-- begin Records for this task --
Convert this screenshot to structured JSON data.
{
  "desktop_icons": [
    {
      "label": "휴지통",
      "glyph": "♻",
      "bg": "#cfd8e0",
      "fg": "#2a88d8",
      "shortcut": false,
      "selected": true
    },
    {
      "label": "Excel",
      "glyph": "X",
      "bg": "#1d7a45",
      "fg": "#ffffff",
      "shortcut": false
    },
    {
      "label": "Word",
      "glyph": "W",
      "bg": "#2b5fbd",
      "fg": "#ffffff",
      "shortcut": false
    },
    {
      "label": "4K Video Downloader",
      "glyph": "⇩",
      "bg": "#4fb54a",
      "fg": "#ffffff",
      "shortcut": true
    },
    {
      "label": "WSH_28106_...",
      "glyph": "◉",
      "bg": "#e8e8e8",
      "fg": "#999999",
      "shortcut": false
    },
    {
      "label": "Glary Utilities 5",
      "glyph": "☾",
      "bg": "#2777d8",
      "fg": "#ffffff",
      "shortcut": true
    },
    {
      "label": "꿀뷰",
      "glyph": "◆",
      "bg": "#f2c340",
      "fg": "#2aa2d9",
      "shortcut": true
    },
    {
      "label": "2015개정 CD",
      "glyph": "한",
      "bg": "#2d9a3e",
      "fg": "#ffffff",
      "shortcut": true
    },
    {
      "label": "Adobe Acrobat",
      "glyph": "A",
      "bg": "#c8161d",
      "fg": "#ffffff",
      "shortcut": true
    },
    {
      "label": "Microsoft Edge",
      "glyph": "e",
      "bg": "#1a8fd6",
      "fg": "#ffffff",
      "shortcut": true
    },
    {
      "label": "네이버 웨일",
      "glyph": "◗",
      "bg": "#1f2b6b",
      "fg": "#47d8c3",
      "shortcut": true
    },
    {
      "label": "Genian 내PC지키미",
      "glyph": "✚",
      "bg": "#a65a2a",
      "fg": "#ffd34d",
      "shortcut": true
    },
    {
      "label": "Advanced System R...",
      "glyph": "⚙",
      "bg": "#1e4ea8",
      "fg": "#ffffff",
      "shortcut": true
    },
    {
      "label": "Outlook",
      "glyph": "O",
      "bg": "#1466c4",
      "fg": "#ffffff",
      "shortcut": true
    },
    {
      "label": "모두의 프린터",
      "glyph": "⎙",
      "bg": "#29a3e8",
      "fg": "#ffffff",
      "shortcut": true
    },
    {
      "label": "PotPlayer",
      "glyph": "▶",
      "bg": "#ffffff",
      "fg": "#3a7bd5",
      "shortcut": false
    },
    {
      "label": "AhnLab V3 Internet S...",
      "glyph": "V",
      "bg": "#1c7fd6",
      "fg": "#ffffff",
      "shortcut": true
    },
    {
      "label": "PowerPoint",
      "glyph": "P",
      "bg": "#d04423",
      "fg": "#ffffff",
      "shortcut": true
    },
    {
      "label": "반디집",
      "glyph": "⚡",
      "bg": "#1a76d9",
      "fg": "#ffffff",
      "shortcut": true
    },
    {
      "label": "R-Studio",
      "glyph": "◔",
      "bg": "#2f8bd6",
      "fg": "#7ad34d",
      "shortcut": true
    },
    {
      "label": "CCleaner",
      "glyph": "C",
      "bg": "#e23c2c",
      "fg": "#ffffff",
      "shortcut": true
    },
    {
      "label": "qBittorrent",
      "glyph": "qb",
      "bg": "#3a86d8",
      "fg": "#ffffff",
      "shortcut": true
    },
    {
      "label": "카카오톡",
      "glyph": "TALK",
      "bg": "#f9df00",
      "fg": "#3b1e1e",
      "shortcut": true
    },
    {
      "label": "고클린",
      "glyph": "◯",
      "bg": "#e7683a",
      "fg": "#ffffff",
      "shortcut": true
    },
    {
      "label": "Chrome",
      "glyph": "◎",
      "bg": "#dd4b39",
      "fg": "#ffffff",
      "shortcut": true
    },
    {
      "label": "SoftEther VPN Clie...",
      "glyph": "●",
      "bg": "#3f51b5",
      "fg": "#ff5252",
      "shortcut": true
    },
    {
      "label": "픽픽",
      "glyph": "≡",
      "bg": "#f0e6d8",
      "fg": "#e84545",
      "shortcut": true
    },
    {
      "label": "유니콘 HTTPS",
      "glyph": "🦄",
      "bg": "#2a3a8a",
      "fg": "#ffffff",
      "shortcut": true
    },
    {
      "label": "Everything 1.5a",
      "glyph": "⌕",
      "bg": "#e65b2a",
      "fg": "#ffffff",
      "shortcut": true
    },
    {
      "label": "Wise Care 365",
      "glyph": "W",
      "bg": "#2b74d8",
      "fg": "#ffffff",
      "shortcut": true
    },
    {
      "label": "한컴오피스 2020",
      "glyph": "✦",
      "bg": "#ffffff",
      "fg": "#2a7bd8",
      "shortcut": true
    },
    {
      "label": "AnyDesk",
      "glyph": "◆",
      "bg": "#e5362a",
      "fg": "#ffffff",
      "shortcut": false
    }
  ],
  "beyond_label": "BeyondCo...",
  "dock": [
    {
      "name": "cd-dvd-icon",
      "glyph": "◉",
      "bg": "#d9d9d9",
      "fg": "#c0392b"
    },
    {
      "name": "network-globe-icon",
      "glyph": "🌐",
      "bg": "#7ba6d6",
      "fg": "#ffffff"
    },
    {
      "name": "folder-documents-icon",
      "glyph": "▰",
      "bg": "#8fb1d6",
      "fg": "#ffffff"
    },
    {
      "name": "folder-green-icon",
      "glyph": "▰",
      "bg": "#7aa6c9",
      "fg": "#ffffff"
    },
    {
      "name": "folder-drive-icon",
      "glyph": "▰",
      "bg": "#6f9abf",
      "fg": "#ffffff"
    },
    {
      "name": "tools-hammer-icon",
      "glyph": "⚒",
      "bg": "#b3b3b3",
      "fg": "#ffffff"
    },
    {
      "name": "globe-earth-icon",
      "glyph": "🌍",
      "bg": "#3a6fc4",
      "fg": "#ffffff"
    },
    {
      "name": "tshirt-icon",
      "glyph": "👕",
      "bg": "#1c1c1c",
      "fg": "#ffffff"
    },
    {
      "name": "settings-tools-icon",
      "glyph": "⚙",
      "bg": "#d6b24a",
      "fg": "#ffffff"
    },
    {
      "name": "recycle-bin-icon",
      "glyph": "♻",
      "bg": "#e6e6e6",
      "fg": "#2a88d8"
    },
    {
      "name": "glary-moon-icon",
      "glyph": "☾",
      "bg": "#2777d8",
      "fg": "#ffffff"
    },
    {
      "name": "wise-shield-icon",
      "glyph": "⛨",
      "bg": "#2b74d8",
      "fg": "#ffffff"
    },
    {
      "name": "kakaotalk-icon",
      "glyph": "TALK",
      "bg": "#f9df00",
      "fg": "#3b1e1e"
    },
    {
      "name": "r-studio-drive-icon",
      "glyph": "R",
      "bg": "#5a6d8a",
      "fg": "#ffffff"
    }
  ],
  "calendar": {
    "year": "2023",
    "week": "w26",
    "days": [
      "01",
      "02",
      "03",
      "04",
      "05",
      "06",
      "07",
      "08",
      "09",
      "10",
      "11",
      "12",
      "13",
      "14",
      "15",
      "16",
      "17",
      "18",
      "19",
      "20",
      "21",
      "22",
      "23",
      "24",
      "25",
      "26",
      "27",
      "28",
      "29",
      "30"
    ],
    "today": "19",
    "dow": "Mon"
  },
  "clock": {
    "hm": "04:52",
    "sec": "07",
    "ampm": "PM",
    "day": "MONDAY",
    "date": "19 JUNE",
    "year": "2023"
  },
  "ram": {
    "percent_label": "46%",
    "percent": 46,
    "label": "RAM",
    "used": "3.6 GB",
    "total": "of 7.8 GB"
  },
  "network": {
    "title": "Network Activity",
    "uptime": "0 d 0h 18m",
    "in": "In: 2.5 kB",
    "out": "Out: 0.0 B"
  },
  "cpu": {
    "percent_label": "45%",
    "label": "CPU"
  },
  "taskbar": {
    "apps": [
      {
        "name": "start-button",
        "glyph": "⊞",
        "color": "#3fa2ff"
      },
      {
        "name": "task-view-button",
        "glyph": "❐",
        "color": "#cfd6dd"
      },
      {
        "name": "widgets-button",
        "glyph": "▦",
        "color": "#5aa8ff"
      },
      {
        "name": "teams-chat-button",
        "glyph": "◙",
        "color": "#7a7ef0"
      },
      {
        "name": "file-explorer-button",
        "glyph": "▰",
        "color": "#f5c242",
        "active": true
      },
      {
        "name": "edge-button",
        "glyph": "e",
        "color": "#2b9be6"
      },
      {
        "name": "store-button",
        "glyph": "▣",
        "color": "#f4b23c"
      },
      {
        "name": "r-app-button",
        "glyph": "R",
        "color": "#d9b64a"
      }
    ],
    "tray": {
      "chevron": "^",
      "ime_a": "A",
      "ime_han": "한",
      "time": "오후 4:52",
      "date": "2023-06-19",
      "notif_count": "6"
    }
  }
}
-- end Records for this task --
- _Aim_
State the number of lines in the records that include "tools", and write nothing else.

- _Solution to this task_
2